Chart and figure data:
= = = =
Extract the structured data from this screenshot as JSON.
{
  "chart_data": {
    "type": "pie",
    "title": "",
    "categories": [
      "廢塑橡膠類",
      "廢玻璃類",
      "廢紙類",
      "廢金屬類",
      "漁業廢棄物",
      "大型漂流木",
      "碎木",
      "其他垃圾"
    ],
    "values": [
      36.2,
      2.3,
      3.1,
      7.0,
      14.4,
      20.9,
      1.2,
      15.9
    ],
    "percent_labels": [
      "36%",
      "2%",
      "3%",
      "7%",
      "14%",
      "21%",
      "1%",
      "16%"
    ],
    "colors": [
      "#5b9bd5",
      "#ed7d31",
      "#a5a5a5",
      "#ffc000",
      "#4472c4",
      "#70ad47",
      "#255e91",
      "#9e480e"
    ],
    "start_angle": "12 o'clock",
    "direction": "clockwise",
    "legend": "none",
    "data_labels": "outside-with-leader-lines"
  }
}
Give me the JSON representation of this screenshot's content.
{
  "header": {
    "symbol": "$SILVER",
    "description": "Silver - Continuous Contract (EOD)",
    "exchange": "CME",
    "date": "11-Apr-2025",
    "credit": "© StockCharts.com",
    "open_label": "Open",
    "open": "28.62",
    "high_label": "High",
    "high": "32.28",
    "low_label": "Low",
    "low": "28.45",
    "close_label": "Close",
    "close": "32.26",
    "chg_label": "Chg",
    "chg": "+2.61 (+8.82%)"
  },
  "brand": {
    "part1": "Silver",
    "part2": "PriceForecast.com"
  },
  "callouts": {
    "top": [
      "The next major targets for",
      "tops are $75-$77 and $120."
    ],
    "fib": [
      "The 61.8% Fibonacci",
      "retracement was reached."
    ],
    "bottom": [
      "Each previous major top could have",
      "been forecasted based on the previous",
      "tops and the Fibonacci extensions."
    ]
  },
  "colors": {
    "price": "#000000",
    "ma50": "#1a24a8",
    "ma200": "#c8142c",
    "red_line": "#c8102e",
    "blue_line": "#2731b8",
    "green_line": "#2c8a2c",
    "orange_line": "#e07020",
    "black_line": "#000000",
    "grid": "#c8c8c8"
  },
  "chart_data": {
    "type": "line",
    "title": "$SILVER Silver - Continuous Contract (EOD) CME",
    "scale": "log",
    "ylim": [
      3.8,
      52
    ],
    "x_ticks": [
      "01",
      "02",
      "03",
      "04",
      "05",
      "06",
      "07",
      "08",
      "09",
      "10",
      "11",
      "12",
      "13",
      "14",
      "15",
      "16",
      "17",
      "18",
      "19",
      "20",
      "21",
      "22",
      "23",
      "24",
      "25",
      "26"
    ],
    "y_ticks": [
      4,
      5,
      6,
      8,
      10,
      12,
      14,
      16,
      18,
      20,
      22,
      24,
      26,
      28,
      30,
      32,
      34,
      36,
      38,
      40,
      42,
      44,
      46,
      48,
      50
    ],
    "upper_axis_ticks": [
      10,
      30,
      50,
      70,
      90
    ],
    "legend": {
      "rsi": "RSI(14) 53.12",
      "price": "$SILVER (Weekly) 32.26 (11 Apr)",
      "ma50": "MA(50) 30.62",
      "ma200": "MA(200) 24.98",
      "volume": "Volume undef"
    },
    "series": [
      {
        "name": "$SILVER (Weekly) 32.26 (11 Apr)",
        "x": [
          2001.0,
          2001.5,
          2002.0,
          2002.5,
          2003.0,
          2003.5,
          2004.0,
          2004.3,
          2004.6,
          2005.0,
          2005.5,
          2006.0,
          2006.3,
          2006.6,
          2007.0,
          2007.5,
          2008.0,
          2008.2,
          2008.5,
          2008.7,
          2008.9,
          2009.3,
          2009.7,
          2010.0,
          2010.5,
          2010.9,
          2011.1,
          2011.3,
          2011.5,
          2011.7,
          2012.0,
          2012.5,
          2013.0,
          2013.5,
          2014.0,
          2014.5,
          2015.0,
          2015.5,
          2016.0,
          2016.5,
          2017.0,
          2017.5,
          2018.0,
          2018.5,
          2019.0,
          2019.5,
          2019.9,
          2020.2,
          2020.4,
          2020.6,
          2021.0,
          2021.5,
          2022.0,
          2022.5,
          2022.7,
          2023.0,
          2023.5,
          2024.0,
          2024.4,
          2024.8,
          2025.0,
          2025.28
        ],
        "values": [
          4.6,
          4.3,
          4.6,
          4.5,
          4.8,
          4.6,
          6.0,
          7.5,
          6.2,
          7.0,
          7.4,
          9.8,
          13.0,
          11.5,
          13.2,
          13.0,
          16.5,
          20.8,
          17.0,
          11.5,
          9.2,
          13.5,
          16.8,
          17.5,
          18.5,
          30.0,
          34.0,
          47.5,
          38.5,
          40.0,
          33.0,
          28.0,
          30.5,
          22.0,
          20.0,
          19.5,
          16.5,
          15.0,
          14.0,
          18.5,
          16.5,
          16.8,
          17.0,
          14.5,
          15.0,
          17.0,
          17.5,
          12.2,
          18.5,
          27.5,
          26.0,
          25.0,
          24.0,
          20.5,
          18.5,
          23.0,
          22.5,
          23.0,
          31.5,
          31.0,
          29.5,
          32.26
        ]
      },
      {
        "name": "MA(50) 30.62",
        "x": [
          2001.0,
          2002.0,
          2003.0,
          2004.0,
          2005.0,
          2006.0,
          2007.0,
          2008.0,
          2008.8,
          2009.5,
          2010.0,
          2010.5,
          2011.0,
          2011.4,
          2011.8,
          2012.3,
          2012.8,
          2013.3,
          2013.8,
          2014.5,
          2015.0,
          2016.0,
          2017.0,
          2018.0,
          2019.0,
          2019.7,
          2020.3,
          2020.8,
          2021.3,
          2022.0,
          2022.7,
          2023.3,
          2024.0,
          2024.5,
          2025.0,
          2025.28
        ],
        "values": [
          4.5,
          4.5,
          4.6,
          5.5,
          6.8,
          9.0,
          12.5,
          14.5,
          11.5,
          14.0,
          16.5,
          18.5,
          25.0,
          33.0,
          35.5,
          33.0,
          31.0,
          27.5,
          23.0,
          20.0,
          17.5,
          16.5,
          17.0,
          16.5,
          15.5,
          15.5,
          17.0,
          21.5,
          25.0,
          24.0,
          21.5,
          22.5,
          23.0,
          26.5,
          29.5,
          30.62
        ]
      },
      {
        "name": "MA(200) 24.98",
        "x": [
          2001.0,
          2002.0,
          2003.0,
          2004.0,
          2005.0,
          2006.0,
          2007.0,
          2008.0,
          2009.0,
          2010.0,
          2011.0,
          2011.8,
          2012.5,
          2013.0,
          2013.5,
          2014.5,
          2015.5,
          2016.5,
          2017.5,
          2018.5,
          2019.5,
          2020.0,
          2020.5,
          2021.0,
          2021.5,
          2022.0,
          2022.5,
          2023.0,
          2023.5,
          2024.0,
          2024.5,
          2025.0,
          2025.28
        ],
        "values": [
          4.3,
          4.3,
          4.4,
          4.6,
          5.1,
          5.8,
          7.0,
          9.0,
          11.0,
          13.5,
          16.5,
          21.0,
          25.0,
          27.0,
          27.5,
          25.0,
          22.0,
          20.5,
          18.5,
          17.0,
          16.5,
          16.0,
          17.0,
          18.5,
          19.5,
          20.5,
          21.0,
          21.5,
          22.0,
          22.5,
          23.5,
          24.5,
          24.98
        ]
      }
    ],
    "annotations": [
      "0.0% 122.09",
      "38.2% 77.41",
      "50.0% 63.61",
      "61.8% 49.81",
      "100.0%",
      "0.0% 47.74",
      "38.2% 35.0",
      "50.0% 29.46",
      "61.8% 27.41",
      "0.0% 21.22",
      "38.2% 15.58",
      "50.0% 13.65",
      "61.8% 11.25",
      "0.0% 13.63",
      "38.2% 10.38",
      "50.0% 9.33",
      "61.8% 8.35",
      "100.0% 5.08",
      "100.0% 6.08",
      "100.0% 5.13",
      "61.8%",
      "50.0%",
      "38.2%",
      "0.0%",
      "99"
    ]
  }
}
= = = =
-- Goal --
From the data, pick out every line that includes "previous".

-- Response --
      "Each previous major top could have",
      "been forecasted based on the previous",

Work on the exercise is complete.